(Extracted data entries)
● ● ● ● ●

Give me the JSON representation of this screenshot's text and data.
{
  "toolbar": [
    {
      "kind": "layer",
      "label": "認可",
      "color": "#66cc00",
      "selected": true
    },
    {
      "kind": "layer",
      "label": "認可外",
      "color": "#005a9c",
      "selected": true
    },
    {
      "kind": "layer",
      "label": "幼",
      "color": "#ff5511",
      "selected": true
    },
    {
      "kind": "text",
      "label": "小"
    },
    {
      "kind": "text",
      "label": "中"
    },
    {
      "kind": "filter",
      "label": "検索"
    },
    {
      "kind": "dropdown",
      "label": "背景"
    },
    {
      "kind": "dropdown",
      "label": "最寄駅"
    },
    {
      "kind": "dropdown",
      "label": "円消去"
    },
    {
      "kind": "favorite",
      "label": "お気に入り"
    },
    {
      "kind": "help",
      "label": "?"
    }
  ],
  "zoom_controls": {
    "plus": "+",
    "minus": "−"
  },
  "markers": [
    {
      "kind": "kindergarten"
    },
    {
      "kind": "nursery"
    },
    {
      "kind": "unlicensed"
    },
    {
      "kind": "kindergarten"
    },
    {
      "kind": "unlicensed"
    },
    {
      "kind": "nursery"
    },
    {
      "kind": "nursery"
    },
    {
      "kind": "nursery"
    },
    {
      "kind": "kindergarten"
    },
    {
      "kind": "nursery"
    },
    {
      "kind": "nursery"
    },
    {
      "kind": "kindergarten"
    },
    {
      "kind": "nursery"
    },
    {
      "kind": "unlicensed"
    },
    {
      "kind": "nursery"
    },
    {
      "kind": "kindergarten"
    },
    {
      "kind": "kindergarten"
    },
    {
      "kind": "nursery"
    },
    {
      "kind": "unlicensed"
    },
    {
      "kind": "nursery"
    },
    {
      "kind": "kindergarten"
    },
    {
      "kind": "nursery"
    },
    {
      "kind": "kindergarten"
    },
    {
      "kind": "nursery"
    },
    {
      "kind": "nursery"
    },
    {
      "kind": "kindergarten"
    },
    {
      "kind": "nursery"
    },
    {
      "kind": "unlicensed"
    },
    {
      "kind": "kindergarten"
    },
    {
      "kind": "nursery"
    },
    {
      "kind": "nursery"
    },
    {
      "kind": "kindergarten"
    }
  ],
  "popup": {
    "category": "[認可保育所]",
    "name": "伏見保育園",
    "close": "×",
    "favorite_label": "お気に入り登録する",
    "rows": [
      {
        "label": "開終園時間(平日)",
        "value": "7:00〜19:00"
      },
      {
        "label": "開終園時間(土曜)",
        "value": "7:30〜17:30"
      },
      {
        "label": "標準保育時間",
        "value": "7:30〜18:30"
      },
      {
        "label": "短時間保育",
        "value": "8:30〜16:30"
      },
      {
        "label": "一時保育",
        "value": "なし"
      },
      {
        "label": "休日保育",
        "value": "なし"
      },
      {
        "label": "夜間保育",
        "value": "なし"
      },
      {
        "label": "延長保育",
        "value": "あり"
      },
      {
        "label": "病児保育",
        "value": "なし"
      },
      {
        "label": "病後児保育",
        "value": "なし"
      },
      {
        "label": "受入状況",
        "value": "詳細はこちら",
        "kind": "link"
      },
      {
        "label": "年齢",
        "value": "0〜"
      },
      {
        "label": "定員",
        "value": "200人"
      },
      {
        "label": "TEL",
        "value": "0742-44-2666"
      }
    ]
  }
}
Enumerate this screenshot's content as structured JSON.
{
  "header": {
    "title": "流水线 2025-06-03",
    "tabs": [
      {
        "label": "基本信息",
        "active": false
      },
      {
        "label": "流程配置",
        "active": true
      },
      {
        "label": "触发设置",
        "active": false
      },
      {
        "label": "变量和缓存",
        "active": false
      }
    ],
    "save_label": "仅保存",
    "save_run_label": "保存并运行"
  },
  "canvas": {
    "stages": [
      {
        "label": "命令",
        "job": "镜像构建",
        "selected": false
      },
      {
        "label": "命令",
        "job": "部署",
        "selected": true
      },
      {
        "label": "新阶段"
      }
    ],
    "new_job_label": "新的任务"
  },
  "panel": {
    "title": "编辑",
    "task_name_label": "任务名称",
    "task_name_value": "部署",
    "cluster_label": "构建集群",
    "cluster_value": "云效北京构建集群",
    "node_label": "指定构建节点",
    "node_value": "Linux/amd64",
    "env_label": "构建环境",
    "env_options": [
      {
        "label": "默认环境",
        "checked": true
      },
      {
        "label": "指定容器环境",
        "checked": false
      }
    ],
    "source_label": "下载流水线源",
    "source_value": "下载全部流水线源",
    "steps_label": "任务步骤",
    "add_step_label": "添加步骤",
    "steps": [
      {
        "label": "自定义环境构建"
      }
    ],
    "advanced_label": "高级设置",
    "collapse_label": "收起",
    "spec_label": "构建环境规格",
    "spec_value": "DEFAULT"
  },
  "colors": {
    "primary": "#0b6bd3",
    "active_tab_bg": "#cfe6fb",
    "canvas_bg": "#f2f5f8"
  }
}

● ● ● ● ●

REQUIRED TASK: Write out every line of the records exactly.

ANSWER:
Give me the JSON representation of this screenshot's text and data.
{
  "toolbar": [
    {
      "kind": "layer",
      "label": "認可",
      "color": "#66cc00",
      "selected": true
    },
    {
      "kind": "layer",
      "label": "認可外",
      "color": "#005a9c",
      "selected": true
    },
    {
      "kind": "layer",
      "label": "幼",
      "color": "#ff5511",
      "selected": true
    },
    {
      "kind": "text",
      "label": "小"
    },
    {
      "kind": "text",
      "label": "中"
    },
    {
      "kind": "filter",
      "label": "検索"
    },
    {
      "kind": "dropdown",
      "label": "背景"
    },
    {
      "kind": "dropdown",
      "label": "最寄駅"
    },
    {
      "kind": "dropdown",
      "label": "円消去"
    },
    {
      "kind": "favorite",
      "label": "お気に入り"
    },
    {
      "kind": "help",
      "label": "?"
    }
  ],
  "zoom_controls": {
    "plus": "+",
    "minus": "−"
  },
  "markers": [
    {
      "kind": "kindergarten"
    },
    {
      "kind": "nursery"
    },
    {
      "kind": "unlicensed"
    },
    {
      "kind": "kindergarten"
    },
    {
      "kind": "unlicensed"
    },
    {
      "kind": "nursery"
    },
    {
      "kind": "nursery"
    },
    {
      "kind": "nursery"
    },
    {
      "kind": "kindergarten"
    },
    {
      "kind": "nursery"
    },
    {
      "kind": "nursery"
    },
    {
      "kind": "kindergarten"
    },
    {
      "kind": "nursery"
    },
    {
      "kind": "unlicensed"
    },
    {
      "kind": "nursery"
    },
    {
      "kind": "kindergarten"
    },
    {
      "kind": "kindergarten"
    },
    {
      "kind": "nursery"
    },
    {
      "kind": "unlicensed"
    },
    {
      "kind": "nursery"
    },
    {
      "kind": "kindergarten"
    },
    {
      "kind": "nursery"
    },
    {
      "kind": "kindergarten"
    },
    {
      "kind": "nursery"
    },
    {
      "kind": "nursery"
    },
    {
      "kind": "kindergarten"
    },
    {
      "kind": "nursery"
    },
    {
      "kind": "unlicensed"
    },
    {
      "kind": "kindergarten"
    },
    {
      "kind": "nursery"
    },
    {
      "kind": "nursery"
    },
    {
      "kind": "kindergarten"
    }
  ],
  "popup": {
    "category": "[認可保育所]",
    "name": "伏見保育園",
    "close": "×",
    "favorite_label": "お気に入り登録する",
    "rows": [
      {
        "label": "開終園時間(平日)",
        "value": "7:00〜19:00"
      },
      {
        "label": "開終園時間(土曜)",
        "value": "7:30〜17:30"
      },
      {
        "label": "標準保育時間",
        "value": "7:30〜18:30"
      },
      {
        "label": "短時間保育",
        "value": "8:30〜16:30"
      },
      {
        "label": "一時保育",
        "value": "なし"
      },
      {
        "label": "休日保育",
        "value": "なし"
      },
      {
        "label": "夜間保育",
        "value": "なし"
      },
      {
        "label": "延長保育",
        "value": "あり"
      },
      {
        "label": "病児保育",
        "value": "なし"
      },
      {
        "label": "病後児保育",
        "value": "なし"
      },
      {
        "label": "受入状況",
        "value": "詳細はこちら",
        "kind": "link"
      },
      {
        "label": "年齢",
        "value": "0〜"
      },
      {
        "label": "定員",
        "value": "200人"
      },
      {
        "label": "TEL",
        "value": "0742-44-2666"
      }
    ]
  }
}
Enumerate this screenshot's content as structured JSON.
{
  "header": {
    "title": "流水线 2025-06-03",
    "tabs": [
      {
        "label": "基本信息",
        "active": false
      },
      {
        "label": "流程配置",
        "active": true
      },
      {
        "label": "触发设置",
        "active": false
      },
      {
        "label": "变量和缓存",
        "active": false
      }
    ],
    "save_label": "仅保存",
    "save_run_label": "保存并运行"
  },
  "canvas": {
    "stages": [
      {
        "label": "命令",
        "job": "镜像构建",
        "selected": false
      },
      {
        "label": "命令",
        "job": "部署",
        "selected": true
      },
      {
        "label": "新阶段"
      }
    ],
    "new_job_label": "新的任务"
  },
  "panel": {
    "title": "编辑",
    "task_name_label": "任务名称",
    "task_name_value": "部署",
    "cluster_label": "构建集群",
    "cluster_value": "云效北京构建集群",
    "node_label": "指定构建节点",
    "node_value": "Linux/amd64",
    "env_label": "构建环境",
    "env_options": [
      {
        "label": "默认环境",
        "checked": true
      },
      {
        "label": "指定容器环境",
        "checked": false
      }
    ],
    "source_label": "下载流水线源",
    "source_value": "下载全部流水线源",
    "steps_label": "任务步骤",
    "add_step_label": "添加步骤",
    "steps": [
      {
        "label": "自定义环境构建"
      }
    ],
    "advanced_label": "高级设置",
    "collapse_label": "收起",
    "spec_label": "构建环境规格",
    "spec_value": "DEFAULT"
  },
  "colors": {
    "primary": "#0b6bd3",
    "active_tab_bg": "#cfe6fb",
    "canvas_bg": "#f2f5f8"
  }
}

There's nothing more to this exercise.